### WRITTEN EXERCISE:
Your task is to quote the material that follows, in full and exactly.

(Collected data entries)
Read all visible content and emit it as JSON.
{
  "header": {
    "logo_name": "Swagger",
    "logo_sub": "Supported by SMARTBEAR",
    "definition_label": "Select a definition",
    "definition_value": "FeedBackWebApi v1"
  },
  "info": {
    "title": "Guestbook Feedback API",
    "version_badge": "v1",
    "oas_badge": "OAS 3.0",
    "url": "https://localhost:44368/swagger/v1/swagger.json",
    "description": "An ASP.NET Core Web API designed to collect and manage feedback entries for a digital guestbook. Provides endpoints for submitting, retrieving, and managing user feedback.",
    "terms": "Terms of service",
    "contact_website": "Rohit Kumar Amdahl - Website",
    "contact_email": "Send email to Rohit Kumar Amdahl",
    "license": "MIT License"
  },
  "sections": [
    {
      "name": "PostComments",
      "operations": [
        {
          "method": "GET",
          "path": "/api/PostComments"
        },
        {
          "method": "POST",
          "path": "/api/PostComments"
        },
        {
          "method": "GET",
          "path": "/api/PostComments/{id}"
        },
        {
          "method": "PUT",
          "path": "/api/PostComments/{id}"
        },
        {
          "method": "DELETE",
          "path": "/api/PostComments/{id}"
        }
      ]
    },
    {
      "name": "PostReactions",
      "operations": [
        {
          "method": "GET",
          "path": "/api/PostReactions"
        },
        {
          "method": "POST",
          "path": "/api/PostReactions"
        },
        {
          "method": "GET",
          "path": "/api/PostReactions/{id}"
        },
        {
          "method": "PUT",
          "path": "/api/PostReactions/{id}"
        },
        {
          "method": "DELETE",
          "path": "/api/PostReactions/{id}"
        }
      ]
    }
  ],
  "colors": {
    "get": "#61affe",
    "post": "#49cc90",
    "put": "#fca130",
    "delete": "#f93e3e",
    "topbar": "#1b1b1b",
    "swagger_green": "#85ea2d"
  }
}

### SOLUTION FOR THIS PROBLEM:
Read all visible content and emit it as JSON.
{
  "header": {
    "logo_name": "Swagger",
    "logo_sub": "Supported by SMARTBEAR",
    "definition_label": "Select a definition",
    "definition_value": "FeedBackWebApi v1"
  },
  "info": {
    "title": "Guestbook Feedback API",
    "version_badge": "v1",
    "oas_badge": "OAS 3.0",
    "url": "https://localhost:44368/swagger/v1/swagger.json",
    "description": "An ASP.NET Core Web API designed to collect and manage feedback entries for a digital guestbook. Provides endpoints for submitting, retrieving, and managing user feedback.",
    "terms": "Terms of service",
    "contact_website": "Rohit Kumar Amdahl - Website",
    "contact_email": "Send email to Rohit Kumar Amdahl",
    "license": "MIT License"
  },
  "sections": [
    {
      "name": "PostComments",
      "operations": [
        {
          "method": "GET",
          "path": "/api/PostComments"
        },
        {
          "method": "POST",
          "path": "/api/PostComments"
        },
        {
          "method": "GET",
          "path": "/api/PostComments/{id}"
        },
        {
          "method": "PUT",
          "path": "/api/PostComments/{id}"
        },
        {
          "method": "DELETE",
          "path": "/api/PostComments/{id}"
        }
      ]
    },
    {
      "name": "PostReactions",
      "operations": [
        {
          "method": "GET",
          "path": "/api/PostReactions"
        },
        {
          "method": "POST",
          "path": "/api/PostReactions"
        },
        {
          "method": "GET",
          "path": "/api/PostReactions/{id}"
        },
        {
          "method": "PUT",
          "path": "/api/PostReactions/{id}"
        },
        {
          "method": "DELETE",
          "path": "/api/PostReactions/{id}"
        }
      ]
    }
  ],
  "colors": {
    "get": "#61affe",
    "post": "#49cc90",
    "put": "#fca130",
    "delete": "#f93e3e",
    "topbar": "#1b1b1b",
    "swagger_green": "#85ea2d"
  }
}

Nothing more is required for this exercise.